Your instructions: From the listing below, copy every line with the word "this".

Record excerpts:
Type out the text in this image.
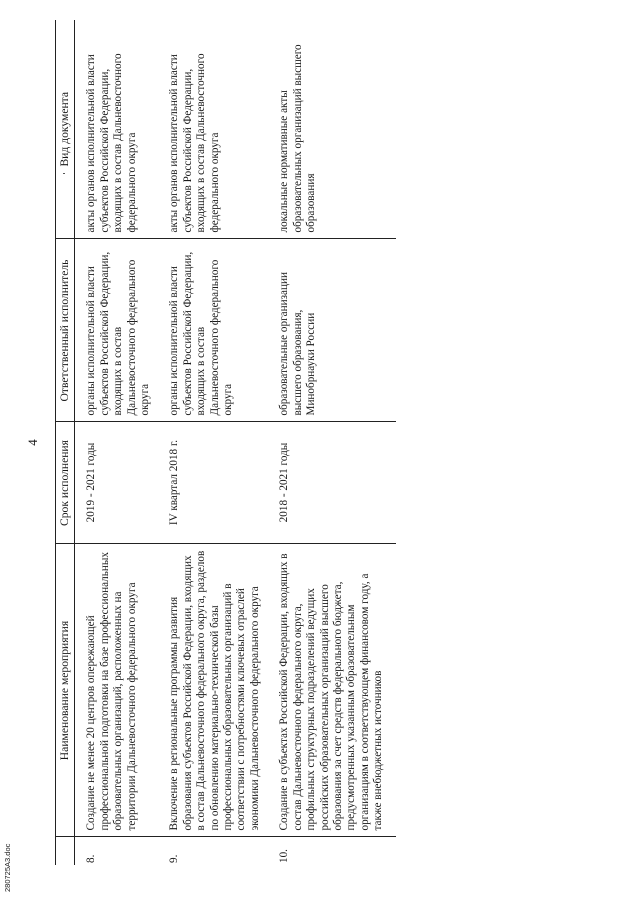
4
	Наименование мероприятия	Срок исполнения	Ответственный исполнитель	Вид документа
8.	Создание не менее 20 центров опережающей профессиональной подготовки на базе профессиональных образовательных организаций, расположенных на территории Дальневосточного федерального округа	2019 - 2021 годы	органы исполнительной власти субъектов Российской Федерации, входящих в состав Дальневосточного федерального округа	акты органов исполнительной власти субъектов Российской Федерации, входящих в состав Дальневосточного федерального округа
9.	Включение в региональные программы развития образования субъектов Российской Федерации, входящих в состав Дальневосточного федерального округа, разделов по обновлению материально-технической базы профессиональных образовательных организаций в соответствии с потребностями ключевых отраслей экономики Дальневосточного федерального округа	IV квартал 2018 г.	органы исполнительной власти субъектов Российской Федерации, входящих в состав Дальневосточного федерального округа	акты органов исполнительной власти субъектов Российской Федерации, входящих в состав Дальневосточного федерального округа
10.	Создание в субъектах Российской Федерации, входящих в состав Дальневосточного федерального округа, профильных структурных подразделений ведущих российских образовательных организаций высшего образования за счет средств федерального бюджета, предусмотренных указанным образовательным организациям в соответствующем финансовом году, а также внебюджетных источников	2018 - 2021 годы	образовательные организации высшего образования, Минобрнауки России	локальные нормативные акты образовательных организаций высшего образования
280725А3.doc
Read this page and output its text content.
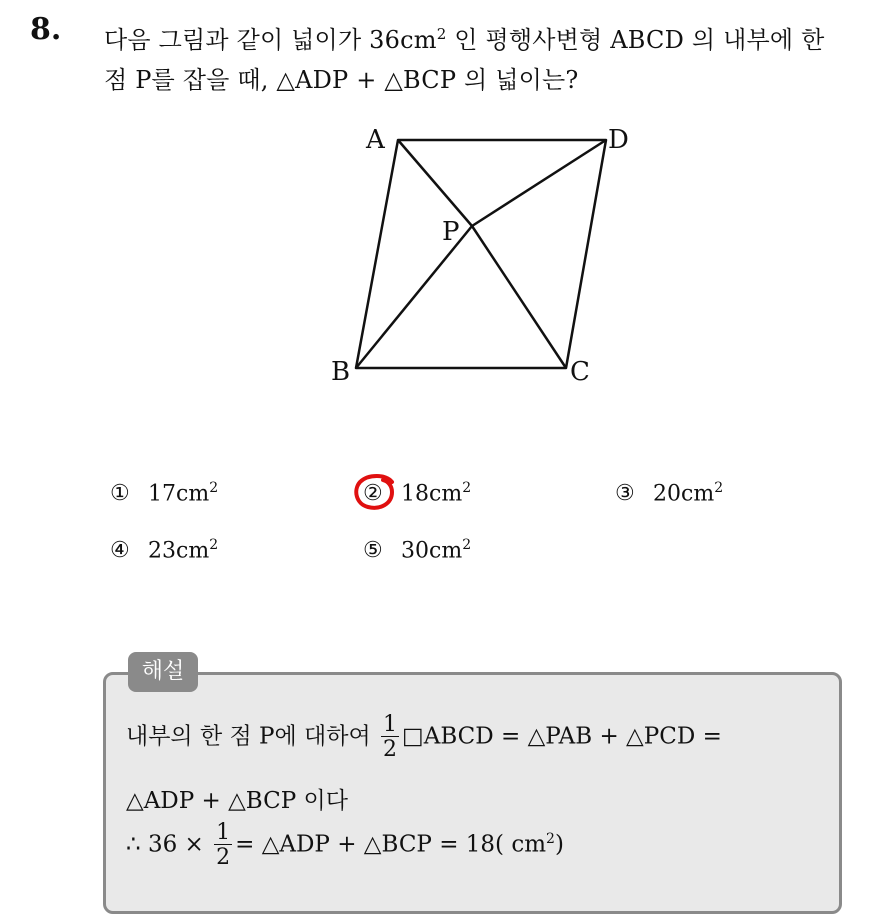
8. 다음 그림과 같이 넓이가 $36cm^2$ 인 평행사변형 ABCD 의 내부에 한
점 P를 잡을 때, △ADP + △BCP 의 넓이는?
A	D
P
B	C
① $17cm^2$	② $18cm^2$	③ $20cm^2$
④ $23cm^2$	⑤ $30cm^2$
해설
내부의 한 점 P에 대하여 $\frac{1}{2}$ □ABCD = △PAB + △PCD =
△ADP + △BCP 이다
∴ $36 \times \frac{1}{2}$ = △ADP + △BCP = 18( $cm^2$)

Problem solution:
Type out the text in this image.
Read this page and output its text content.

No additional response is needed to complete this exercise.